[Rows from a dataset]
——————————

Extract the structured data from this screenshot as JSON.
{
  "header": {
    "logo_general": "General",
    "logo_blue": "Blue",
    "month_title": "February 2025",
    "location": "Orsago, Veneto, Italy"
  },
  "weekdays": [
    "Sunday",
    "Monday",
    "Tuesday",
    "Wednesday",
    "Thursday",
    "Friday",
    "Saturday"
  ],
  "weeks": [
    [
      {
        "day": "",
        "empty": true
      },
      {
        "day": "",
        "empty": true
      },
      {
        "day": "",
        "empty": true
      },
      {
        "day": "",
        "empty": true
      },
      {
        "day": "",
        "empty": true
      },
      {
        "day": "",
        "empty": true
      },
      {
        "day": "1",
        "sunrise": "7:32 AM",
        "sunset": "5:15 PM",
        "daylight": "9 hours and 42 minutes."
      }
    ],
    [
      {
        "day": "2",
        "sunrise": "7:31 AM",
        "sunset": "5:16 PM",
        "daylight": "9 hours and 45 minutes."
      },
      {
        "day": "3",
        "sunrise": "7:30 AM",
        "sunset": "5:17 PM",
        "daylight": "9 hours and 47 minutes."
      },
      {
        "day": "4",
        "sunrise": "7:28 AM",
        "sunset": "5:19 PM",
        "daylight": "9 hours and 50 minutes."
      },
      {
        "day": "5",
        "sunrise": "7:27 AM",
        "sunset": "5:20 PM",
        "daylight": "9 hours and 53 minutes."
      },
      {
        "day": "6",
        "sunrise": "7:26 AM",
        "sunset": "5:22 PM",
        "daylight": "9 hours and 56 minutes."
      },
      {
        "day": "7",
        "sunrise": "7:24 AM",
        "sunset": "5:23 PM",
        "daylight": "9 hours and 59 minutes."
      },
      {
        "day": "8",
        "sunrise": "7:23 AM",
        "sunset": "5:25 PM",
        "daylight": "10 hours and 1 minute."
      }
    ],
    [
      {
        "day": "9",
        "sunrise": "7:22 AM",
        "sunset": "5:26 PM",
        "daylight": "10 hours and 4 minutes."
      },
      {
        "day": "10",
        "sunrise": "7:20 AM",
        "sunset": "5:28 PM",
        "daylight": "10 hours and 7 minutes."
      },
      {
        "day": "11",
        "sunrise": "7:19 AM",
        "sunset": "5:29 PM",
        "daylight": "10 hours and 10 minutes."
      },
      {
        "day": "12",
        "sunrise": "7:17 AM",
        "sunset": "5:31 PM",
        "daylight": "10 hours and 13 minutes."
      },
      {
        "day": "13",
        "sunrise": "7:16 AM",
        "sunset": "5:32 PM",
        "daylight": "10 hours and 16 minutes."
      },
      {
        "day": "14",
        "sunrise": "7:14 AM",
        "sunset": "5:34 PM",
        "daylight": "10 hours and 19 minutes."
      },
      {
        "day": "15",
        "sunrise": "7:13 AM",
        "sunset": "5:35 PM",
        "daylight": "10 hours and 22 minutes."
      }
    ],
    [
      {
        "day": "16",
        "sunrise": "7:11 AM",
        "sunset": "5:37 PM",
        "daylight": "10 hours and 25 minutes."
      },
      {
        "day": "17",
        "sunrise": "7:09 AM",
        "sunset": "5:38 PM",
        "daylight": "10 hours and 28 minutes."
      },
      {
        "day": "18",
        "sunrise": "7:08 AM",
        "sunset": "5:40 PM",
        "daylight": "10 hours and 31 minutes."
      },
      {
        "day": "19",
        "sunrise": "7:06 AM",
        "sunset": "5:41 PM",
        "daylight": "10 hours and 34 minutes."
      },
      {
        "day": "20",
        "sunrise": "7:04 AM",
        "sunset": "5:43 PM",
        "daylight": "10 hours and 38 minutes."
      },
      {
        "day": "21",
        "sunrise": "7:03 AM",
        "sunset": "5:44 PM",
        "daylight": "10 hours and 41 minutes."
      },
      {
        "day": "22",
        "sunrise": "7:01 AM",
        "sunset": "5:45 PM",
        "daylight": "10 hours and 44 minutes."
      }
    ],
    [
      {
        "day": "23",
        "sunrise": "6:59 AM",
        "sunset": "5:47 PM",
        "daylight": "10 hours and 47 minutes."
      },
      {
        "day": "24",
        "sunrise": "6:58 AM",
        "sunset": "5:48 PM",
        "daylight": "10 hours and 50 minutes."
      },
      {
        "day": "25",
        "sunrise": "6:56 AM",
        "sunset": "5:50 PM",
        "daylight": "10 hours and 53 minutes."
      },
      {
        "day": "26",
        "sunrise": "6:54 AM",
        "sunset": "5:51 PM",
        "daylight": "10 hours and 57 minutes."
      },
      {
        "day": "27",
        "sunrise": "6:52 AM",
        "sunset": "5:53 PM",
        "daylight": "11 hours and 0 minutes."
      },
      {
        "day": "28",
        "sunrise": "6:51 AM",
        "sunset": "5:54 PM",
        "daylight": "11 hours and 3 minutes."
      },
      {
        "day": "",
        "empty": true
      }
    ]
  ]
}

——————————

*Instructions to follow*.
Copy all the records above precisely.

*Answer for this exercise*.
Extract the structured data from this screenshot as JSON.
{
  "header": {
    "logo_general": "General",
    "logo_blue": "Blue",
    "month_title": "February 2025",
    "location": "Orsago, Veneto, Italy"
  },
  "weekdays": [
    "Sunday",
    "Monday",
    "Tuesday",
    "Wednesday",
    "Thursday",
    "Friday",
    "Saturday"
  ],
  "weeks": [
    [
      {
        "day": "",
        "empty": true
      },
      {
        "day": "",
        "empty": true
      },
      {
        "day": "",
        "empty": true
      },
      {
        "day": "",
        "empty": true
      },
      {
        "day": "",
        "empty": true
      },
      {
        "day": "",
        "empty": true
      },
      {
        "day": "1",
        "sunrise": "7:32 AM",
        "sunset": "5:15 PM",
        "daylight": "9 hours and 42 minutes."
      }
    ],
    [
      {
        "day": "2",
        "sunrise": "7:31 AM",
        "sunset": "5:16 PM",
        "daylight": "9 hours and 45 minutes."
      },
      {
        "day": "3",
        "sunrise": "7:30 AM",
        "sunset": "5:17 PM",
        "daylight": "9 hours and 47 minutes."
      },
      {
        "day": "4",
        "sunrise": "7:28 AM",
        "sunset": "5:19 PM",
        "daylight": "9 hours and 50 minutes."
      },
      {
        "day": "5",
        "sunrise": "7:27 AM",
        "sunset": "5:20 PM",
        "daylight": "9 hours and 53 minutes."
      },
      {
        "day": "6",
        "sunrise": "7:26 AM",
        "sunset": "5:22 PM",
        "daylight": "9 hours and 56 minutes."
      },
      {
        "day": "7",
        "sunrise": "7:24 AM",
        "sunset": "5:23 PM",
        "daylight": "9 hours and 59 minutes."
      },
      {
        "day": "8",
        "sunrise": "7:23 AM",
        "sunset": "5:25 PM",
        "daylight": "10 hours and 1 minute."
      }
    ],
    [
      {
        "day": "9",
        "sunrise": "7:22 AM",
        "sunset": "5:26 PM",
        "daylight": "10 hours and 4 minutes."
      },
      {
        "day": "10",
        "sunrise": "7:20 AM",
        "sunset": "5:28 PM",
        "daylight": "10 hours and 7 minutes."
      },
      {
        "day": "11",
        "sunrise": "7:19 AM",
        "sunset": "5:29 PM",
        "daylight": "10 hours and 10 minutes."
      },
      {
        "day": "12",
        "sunrise": "7:17 AM",
        "sunset": "5:31 PM",
        "daylight": "10 hours and 13 minutes."
      },
      {
        "day": "13",
        "sunrise": "7:16 AM",
        "sunset": "5:32 PM",
        "daylight": "10 hours and 16 minutes."
      },
      {
        "day": "14",
        "sunrise": "7:14 AM",
        "sunset": "5:34 PM",
        "daylight": "10 hours and 19 minutes."
      },
      {
        "day": "15",
        "sunrise": "7:13 AM",
        "sunset": "5:35 PM",
        "daylight": "10 hours and 22 minutes."
      }
    ],
    [
      {
        "day": "16",
        "sunrise": "7:11 AM",
        "sunset": "5:37 PM",
        "daylight": "10 hours and 25 minutes."
      },
      {
        "day": "17",
        "sunrise": "7:09 AM",
        "sunset": "5:38 PM",
        "daylight": "10 hours and 28 minutes."
      },
      {
        "day": "18",
        "sunrise": "7:08 AM",
        "sunset": "5:40 PM",
        "daylight": "10 hours and 31 minutes."
      },
      {
        "day": "19",
        "sunrise": "7:06 AM",
        "sunset": "5:41 PM",
        "daylight": "10 hours and 34 minutes."
      },
      {
        "day": "20",
        "sunrise": "7:04 AM",
        "sunset": "5:43 PM",
        "daylight": "10 hours and 38 minutes."
      },
      {
        "day": "21",
        "sunrise": "7:03 AM",
        "sunset": "5:44 PM",
        "daylight": "10 hours and 41 minutes."
      },
      {
        "day": "22",
        "sunrise": "7:01 AM",
        "sunset": "5:45 PM",
        "daylight": "10 hours and 44 minutes."
      }
    ],
    [
      {
        "day": "23",
        "sunrise": "6:59 AM",
        "sunset": "5:47 PM",
        "daylight": "10 hours and 47 minutes."
      },
      {
        "day": "24",
        "sunrise": "6:58 AM",
        "sunset": "5:48 PM",
        "daylight": "10 hours and 50 minutes."
      },
      {
        "day": "25",
        "sunrise": "6:56 AM",
        "sunset": "5:50 PM",
        "daylight": "10 hours and 53 minutes."
      },
      {
        "day": "26",
        "sunrise": "6:54 AM",
        "sunset": "5:51 PM",
        "daylight": "10 hours and 57 minutes."
      },
      {
        "day": "27",
        "sunrise": "6:52 AM",
        "sunset": "5:53 PM",
        "daylight": "11 hours and 0 minutes."
      },
      {
        "day": "28",
        "sunrise": "6:51 AM",
        "sunset": "5:54 PM",
        "daylight": "11 hours and 3 minutes."
      },
      {
        "day": "",
        "empty": true
      }
    ]
  ]
}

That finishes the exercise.